## SUPPLIED RECORDS
--------
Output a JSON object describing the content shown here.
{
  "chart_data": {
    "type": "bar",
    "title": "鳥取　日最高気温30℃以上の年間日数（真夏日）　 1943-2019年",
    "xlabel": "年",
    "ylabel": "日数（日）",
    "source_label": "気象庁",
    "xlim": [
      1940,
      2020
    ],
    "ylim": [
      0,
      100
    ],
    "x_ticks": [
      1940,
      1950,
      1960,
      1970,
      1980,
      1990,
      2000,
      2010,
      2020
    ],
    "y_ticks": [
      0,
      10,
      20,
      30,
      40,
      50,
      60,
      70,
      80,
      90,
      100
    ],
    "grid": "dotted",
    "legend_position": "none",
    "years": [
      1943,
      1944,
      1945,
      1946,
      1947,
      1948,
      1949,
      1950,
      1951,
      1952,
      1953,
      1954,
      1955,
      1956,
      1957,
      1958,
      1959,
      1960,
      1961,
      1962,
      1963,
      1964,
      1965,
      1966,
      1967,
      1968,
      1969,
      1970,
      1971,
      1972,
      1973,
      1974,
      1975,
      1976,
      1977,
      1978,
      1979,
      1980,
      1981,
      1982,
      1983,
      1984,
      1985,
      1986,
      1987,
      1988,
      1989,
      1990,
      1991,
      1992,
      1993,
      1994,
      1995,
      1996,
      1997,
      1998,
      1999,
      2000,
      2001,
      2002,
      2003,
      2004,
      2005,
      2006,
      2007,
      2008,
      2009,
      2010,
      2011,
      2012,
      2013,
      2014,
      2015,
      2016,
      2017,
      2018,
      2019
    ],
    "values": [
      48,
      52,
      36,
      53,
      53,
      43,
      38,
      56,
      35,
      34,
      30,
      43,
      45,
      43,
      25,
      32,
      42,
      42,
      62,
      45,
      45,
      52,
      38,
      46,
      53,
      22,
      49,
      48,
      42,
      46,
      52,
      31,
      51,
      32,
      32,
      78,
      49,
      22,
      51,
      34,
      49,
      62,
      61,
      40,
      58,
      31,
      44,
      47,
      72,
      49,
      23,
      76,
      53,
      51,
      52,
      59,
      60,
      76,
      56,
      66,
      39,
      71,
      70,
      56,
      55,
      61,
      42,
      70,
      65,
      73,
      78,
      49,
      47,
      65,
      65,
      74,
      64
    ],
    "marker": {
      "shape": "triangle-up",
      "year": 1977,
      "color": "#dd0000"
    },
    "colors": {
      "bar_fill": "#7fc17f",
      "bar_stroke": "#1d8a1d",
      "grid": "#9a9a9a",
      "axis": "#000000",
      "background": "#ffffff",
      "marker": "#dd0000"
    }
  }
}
--------
## TASK GOAL
Exactly as written, please output every entry.

## WRITTEN ANSWER
Output a JSON object describing the content shown here.
{
  "chart_data": {
    "type": "bar",
    "title": "鳥取　日最高気温30℃以上の年間日数（真夏日）　 1943-2019年",
    "xlabel": "年",
    "ylabel": "日数（日）",
    "source_label": "気象庁",
    "xlim": [
      1940,
      2020
    ],
    "ylim": [
      0,
      100
    ],
    "x_ticks": [
      1940,
      1950,
      1960,
      1970,
      1980,
      1990,
      2000,
      2010,
      2020
    ],
    "y_ticks": [
      0,
      10,
      20,
      30,
      40,
      50,
      60,
      70,
      80,
      90,
      100
    ],
    "grid": "dotted",
    "legend_position": "none",
    "years": [
      1943,
      1944,
      1945,
      1946,
      1947,
      1948,
      1949,
      1950,
      1951,
      1952,
      1953,
      1954,
      1955,
      1956,
      1957,
      1958,
      1959,
      1960,
      1961,
      1962,
      1963,
      1964,
      1965,
      1966,
      1967,
      1968,
      1969,
      1970,
      1971,
      1972,
      1973,
      1974,
      1975,
      1976,
      1977,
      1978,
      1979,
      1980,
      1981,
      1982,
      1983,
      1984,
      1985,
      1986,
      1987,
      1988,
      1989,
      1990,
      1991,
      1992,
      1993,
      1994,
      1995,
      1996,
      1997,
      1998,
      1999,
      2000,
      2001,
      2002,
      2003,
      2004,
      2005,
      2006,
      2007,
      2008,
      2009,
      2010,
      2011,
      2012,
      2013,
      2014,
      2015,
      2016,
      2017,
      2018,
      2019
    ],
    "values": [
      48,
      52,
      36,
      53,
      53,
      43,
      38,
      56,
      35,
      34,
      30,
      43,
      45,
      43,
      25,
      32,
      42,
      42,
      62,
      45,
      45,
      52,
      38,
      46,
      53,
      22,
      49,
      48,
      42,
      46,
      52,
      31,
      51,
      32,
      32,
      78,
      49,
      22,
      51,
      34,
      49,
      62,
      61,
      40,
      58,
      31,
      44,
      47,
      72,
      49,
      23,
      76,
      53,
      51,
      52,
      59,
      60,
      76,
      56,
      66,
      39,
      71,
      70,
      56,
      55,
      61,
      42,
      70,
      65,
      73,
      78,
      49,
      47,
      65,
      65,
      74,
      64
    ],
    "marker": {
      "shape": "triangle-up",
      "year": 1977,
      "color": "#dd0000"
    },
    "colors": {
      "bar_fill": "#7fc17f",
      "bar_stroke": "#1d8a1d",
      "grid": "#9a9a9a",
      "axis": "#000000",
      "background": "#ffffff",
      "marker": "#dd0000"
    }
  }
}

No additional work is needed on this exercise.